Task to complete:
Track down each line that has the word "image" and copy it.

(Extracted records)
start
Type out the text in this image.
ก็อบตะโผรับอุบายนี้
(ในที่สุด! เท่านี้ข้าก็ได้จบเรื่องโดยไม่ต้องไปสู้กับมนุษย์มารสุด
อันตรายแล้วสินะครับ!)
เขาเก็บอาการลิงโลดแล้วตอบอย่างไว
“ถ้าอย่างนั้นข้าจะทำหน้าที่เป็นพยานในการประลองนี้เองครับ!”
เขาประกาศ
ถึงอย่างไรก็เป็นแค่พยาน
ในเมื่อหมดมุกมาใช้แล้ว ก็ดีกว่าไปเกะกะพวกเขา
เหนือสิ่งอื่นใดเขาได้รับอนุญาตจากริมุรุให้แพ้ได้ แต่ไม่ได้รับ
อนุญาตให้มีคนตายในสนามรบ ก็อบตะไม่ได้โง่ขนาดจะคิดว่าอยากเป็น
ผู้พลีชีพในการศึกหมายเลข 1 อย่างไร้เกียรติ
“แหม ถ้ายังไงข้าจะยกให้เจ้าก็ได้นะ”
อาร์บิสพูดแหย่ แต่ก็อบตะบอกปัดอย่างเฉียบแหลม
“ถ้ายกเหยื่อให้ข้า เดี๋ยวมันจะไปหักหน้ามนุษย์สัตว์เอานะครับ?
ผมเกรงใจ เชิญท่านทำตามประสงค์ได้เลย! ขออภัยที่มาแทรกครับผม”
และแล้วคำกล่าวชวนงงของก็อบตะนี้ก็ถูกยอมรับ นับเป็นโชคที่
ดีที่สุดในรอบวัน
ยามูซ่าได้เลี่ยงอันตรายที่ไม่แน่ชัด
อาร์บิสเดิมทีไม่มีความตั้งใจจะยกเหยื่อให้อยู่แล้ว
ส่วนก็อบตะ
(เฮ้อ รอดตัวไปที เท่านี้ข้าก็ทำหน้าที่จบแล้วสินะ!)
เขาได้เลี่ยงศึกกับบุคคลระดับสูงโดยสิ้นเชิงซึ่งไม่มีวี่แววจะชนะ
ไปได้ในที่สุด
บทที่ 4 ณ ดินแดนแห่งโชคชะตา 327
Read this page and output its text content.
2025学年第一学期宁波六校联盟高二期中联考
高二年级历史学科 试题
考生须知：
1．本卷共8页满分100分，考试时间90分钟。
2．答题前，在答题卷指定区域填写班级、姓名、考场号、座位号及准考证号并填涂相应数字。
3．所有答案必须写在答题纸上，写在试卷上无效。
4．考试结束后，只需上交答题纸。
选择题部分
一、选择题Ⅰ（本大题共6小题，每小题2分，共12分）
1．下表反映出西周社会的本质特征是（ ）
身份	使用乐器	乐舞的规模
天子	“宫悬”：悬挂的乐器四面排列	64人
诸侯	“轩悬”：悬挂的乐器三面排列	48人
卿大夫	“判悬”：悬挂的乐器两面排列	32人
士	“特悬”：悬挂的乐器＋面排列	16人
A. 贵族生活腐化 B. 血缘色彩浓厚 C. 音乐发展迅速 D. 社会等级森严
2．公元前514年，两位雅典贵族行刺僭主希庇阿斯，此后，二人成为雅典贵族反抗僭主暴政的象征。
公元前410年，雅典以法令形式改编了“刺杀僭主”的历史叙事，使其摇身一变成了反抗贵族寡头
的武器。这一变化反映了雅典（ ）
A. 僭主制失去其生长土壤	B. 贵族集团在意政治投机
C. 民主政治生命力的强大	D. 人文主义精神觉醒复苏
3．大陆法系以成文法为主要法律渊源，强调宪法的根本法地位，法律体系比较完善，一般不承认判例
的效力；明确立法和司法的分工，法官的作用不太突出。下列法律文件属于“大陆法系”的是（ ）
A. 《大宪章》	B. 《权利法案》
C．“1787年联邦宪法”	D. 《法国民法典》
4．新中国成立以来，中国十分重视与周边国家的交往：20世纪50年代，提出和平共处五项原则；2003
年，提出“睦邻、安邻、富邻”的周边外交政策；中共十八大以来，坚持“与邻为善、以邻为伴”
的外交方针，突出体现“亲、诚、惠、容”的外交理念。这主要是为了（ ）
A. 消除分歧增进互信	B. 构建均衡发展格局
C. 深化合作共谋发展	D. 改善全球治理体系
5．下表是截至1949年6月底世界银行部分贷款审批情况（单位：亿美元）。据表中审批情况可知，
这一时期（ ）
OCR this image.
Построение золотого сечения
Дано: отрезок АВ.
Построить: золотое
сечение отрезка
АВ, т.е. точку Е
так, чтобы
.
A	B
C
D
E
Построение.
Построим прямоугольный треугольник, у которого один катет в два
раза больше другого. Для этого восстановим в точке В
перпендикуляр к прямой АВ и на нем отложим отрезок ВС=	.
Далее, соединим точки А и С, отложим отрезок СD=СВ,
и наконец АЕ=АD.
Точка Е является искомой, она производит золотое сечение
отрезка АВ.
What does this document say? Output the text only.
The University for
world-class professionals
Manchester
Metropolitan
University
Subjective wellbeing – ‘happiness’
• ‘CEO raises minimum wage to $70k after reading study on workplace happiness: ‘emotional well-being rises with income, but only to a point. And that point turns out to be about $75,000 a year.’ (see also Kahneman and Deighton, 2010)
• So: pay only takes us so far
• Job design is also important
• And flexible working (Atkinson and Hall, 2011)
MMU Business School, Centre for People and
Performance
end
Exercise output:
Type out the text in this image.
OCR this image.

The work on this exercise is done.